RAW RECORDS:

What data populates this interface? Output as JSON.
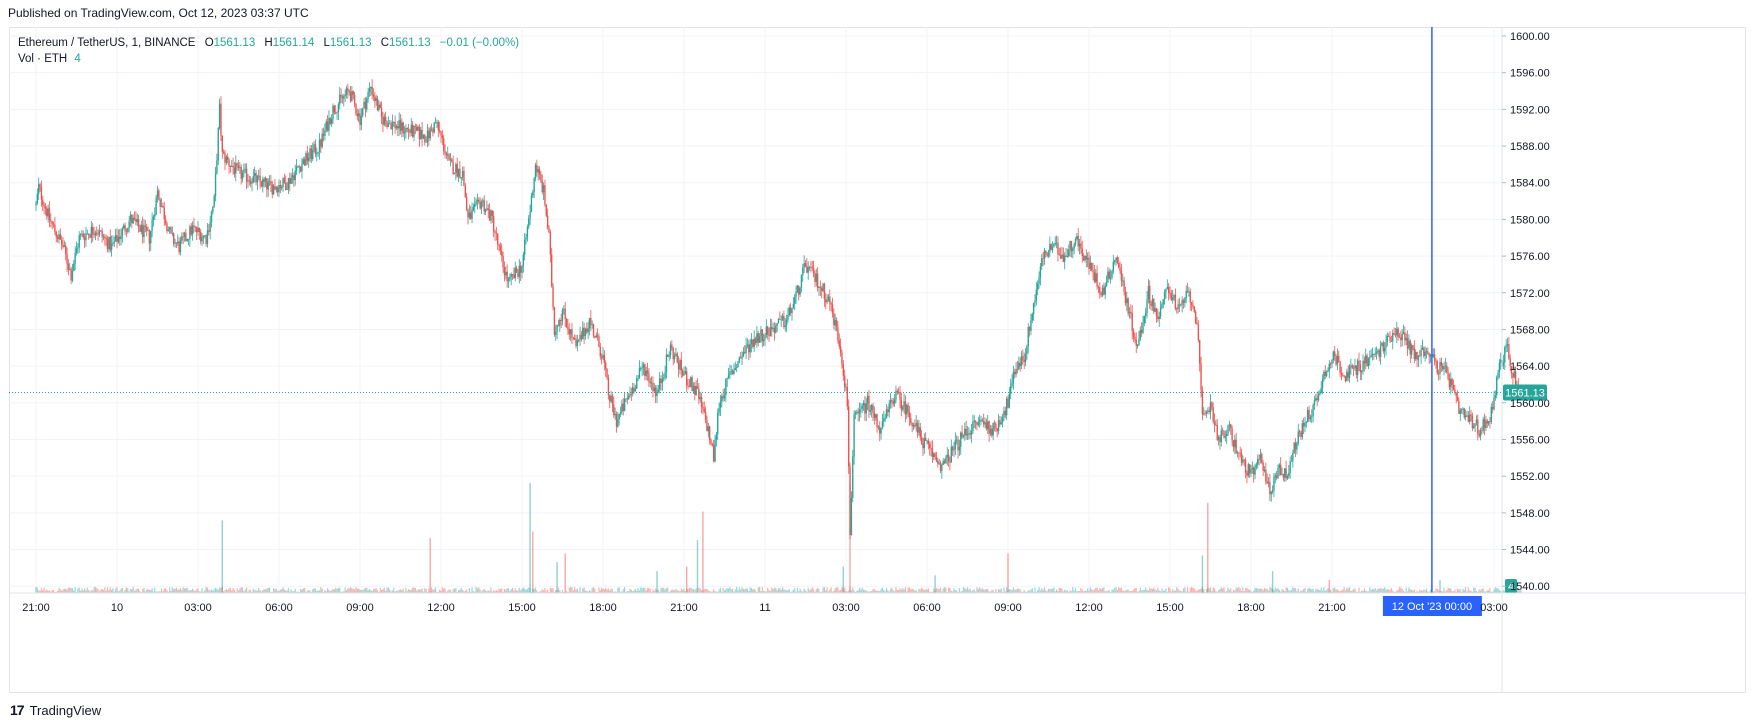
{
  "header": {
    "published": "Published on TradingView.com, Oct 12, 2023 03:37 UTC"
  },
  "legend": {
    "symbol": "Ethereum / TetherUS, 1, BINANCE",
    "open_label": "O",
    "open": "1561.13",
    "high_label": "H",
    "high": "1561.14",
    "low_label": "L",
    "low": "1561.13",
    "close_label": "C",
    "close": "1561.13",
    "change": "−0.01 (−0.00%)",
    "vol_label": "Vol · ETH",
    "vol_value": "4"
  },
  "footer": {
    "brand": "TradingView"
  },
  "colors": {
    "up": "#26a69a",
    "down": "#ef5350",
    "cursor": "#2962ff",
    "grid": "#f0f3fa",
    "text": "#131722"
  },
  "chart_data": {
    "type": "candlestick",
    "symbol": "ETHUSDT",
    "ylim": [
      1538,
      1601
    ],
    "y_ticks": [
      "1600.00",
      "1596.00",
      "1592.00",
      "1588.00",
      "1584.00",
      "1580.00",
      "1576.00",
      "1572.00",
      "1568.00",
      "1564.00",
      "1560.00",
      "1556.00",
      "1552.00",
      "1548.00",
      "1544.00",
      "1540.00"
    ],
    "y_tick_values": [
      1600,
      1596,
      1592,
      1588,
      1584,
      1580,
      1576,
      1572,
      1568,
      1564,
      1560,
      1556,
      1552,
      1548,
      1544,
      1540
    ],
    "x_ticks": [
      "21:00",
      "10",
      "03:00",
      "06:00",
      "09:00",
      "12:00",
      "15:00",
      "18:00",
      "21:00",
      "11",
      "03:00",
      "06:00",
      "09:00",
      "12:00",
      "15:00",
      "18:00",
      "21:00",
      "03:00"
    ],
    "x_tick_hours": [
      0,
      3,
      6,
      9,
      12,
      15,
      18,
      21,
      24,
      27,
      30,
      33,
      36,
      39,
      42,
      45,
      48,
      54
    ],
    "price_path": [
      [
        0,
        1581.5
      ],
      [
        0.1,
        1583.5
      ],
      [
        0.5,
        1580
      ],
      [
        1.0,
        1577
      ],
      [
        1.3,
        1574
      ],
      [
        1.6,
        1578
      ],
      [
        2.2,
        1579
      ],
      [
        2.8,
        1577
      ],
      [
        3.5,
        1580
      ],
      [
        4.2,
        1578
      ],
      [
        4.5,
        1583
      ],
      [
        5.0,
        1578
      ],
      [
        5.3,
        1577
      ],
      [
        5.8,
        1579
      ],
      [
        6.3,
        1578
      ],
      [
        6.6,
        1582
      ],
      [
        6.8,
        1592
      ],
      [
        6.9,
        1587
      ],
      [
        7.5,
        1585
      ],
      [
        8.0,
        1584.5
      ],
      [
        8.7,
        1583.5
      ],
      [
        9.3,
        1584
      ],
      [
        9.8,
        1586
      ],
      [
        10.5,
        1588
      ],
      [
        11.0,
        1592
      ],
      [
        11.6,
        1594
      ],
      [
        12.0,
        1591
      ],
      [
        12.4,
        1594.5
      ],
      [
        12.8,
        1591
      ],
      [
        13.5,
        1590
      ],
      [
        14.0,
        1589.5
      ],
      [
        14.5,
        1589
      ],
      [
        14.8,
        1590.5
      ],
      [
        15.0,
        1589
      ],
      [
        15.3,
        1586
      ],
      [
        15.8,
        1585
      ],
      [
        16.0,
        1580
      ],
      [
        16.5,
        1582
      ],
      [
        16.9,
        1580
      ],
      [
        17.2,
        1576
      ],
      [
        17.5,
        1573
      ],
      [
        18.0,
        1575
      ],
      [
        18.3,
        1581
      ],
      [
        18.5,
        1586
      ],
      [
        18.8,
        1583
      ],
      [
        19.0,
        1578
      ],
      [
        19.2,
        1568
      ],
      [
        19.5,
        1570
      ],
      [
        20.0,
        1566
      ],
      [
        20.5,
        1569
      ],
      [
        21.0,
        1565
      ],
      [
        21.2,
        1561
      ],
      [
        21.5,
        1558
      ],
      [
        22.0,
        1561
      ],
      [
        22.5,
        1564
      ],
      [
        23.0,
        1561
      ],
      [
        23.5,
        1566
      ],
      [
        24.0,
        1563
      ],
      [
        24.5,
        1561
      ],
      [
        24.9,
        1557
      ],
      [
        25.1,
        1554
      ],
      [
        25.3,
        1560
      ],
      [
        25.7,
        1563
      ],
      [
        26.1,
        1565
      ],
      [
        26.6,
        1567
      ],
      [
        27.2,
        1568
      ],
      [
        27.8,
        1569
      ],
      [
        28.2,
        1572
      ],
      [
        28.5,
        1575
      ],
      [
        29.0,
        1573
      ],
      [
        29.4,
        1571
      ],
      [
        29.8,
        1566
      ],
      [
        30.05,
        1560
      ],
      [
        30.15,
        1546
      ],
      [
        30.3,
        1558
      ],
      [
        30.8,
        1560
      ],
      [
        31.3,
        1557
      ],
      [
        31.8,
        1561
      ],
      [
        32.3,
        1559
      ],
      [
        32.8,
        1556
      ],
      [
        33.3,
        1554
      ],
      [
        33.6,
        1553
      ],
      [
        34.0,
        1555
      ],
      [
        34.5,
        1557
      ],
      [
        35.0,
        1558
      ],
      [
        35.5,
        1557
      ],
      [
        36.0,
        1560
      ],
      [
        36.3,
        1564
      ],
      [
        36.6,
        1565
      ],
      [
        36.9,
        1570
      ],
      [
        37.3,
        1576
      ],
      [
        37.7,
        1577
      ],
      [
        38.1,
        1576
      ],
      [
        38.5,
        1578
      ],
      [
        39.0,
        1575
      ],
      [
        39.5,
        1572
      ],
      [
        40.0,
        1576
      ],
      [
        40.4,
        1571
      ],
      [
        40.8,
        1566
      ],
      [
        41.2,
        1572
      ],
      [
        41.6,
        1569
      ],
      [
        41.9,
        1573
      ],
      [
        42.3,
        1570
      ],
      [
        42.7,
        1572
      ],
      [
        43.0,
        1569
      ],
      [
        43.2,
        1558
      ],
      [
        43.5,
        1560
      ],
      [
        43.8,
        1556
      ],
      [
        44.2,
        1557
      ],
      [
        44.6,
        1554
      ],
      [
        45.0,
        1552
      ],
      [
        45.4,
        1554
      ],
      [
        45.7,
        1550
      ],
      [
        46.0,
        1553
      ],
      [
        46.3,
        1552
      ],
      [
        46.6,
        1555
      ],
      [
        47.0,
        1558
      ],
      [
        47.4,
        1560
      ],
      [
        47.8,
        1564
      ],
      [
        48.1,
        1565
      ],
      [
        48.5,
        1563
      ],
      [
        49.0,
        1564
      ],
      [
        49.5,
        1565
      ],
      [
        49.9,
        1566
      ],
      [
        50.3,
        1568
      ],
      [
        50.7,
        1567
      ],
      [
        51.1,
        1565
      ],
      [
        51.5,
        1566
      ],
      [
        51.9,
        1564
      ],
      [
        52.3,
        1563
      ],
      [
        52.7,
        1559
      ],
      [
        53.1,
        1558
      ],
      [
        53.5,
        1557
      ],
      [
        53.9,
        1559
      ],
      [
        54.2,
        1564
      ],
      [
        54.5,
        1566
      ],
      [
        54.7,
        1563
      ],
      [
        55.0,
        1561.13
      ]
    ],
    "volume_spikes": [
      [
        6.9,
        33
      ],
      [
        14.6,
        25
      ],
      [
        18.3,
        50
      ],
      [
        18.4,
        28
      ],
      [
        19.3,
        14
      ],
      [
        19.6,
        18
      ],
      [
        23.0,
        10
      ],
      [
        24.1,
        12
      ],
      [
        24.5,
        24
      ],
      [
        24.7,
        37
      ],
      [
        29.9,
        12
      ],
      [
        30.15,
        50
      ],
      [
        33.3,
        8
      ],
      [
        36.0,
        18
      ],
      [
        43.2,
        17
      ],
      [
        43.4,
        41
      ],
      [
        45.8,
        10
      ],
      [
        47.9,
        6
      ],
      [
        52.0,
        6
      ]
    ],
    "last_price": "1561.13",
    "last_value": 1561.13,
    "cursor_hour": 51.7,
    "cursor_label": "12 Oct '23   00:00",
    "volume_badge": "4"
  }
}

SET EXERCISE: For each line in the data above that contains the string "symbol", extract the line.

ANSWER FOR THIS EXERCISE:
    "symbol": "Ethereum / TetherUS, 1, BINANCE",
    "symbol": "ETHUSDT",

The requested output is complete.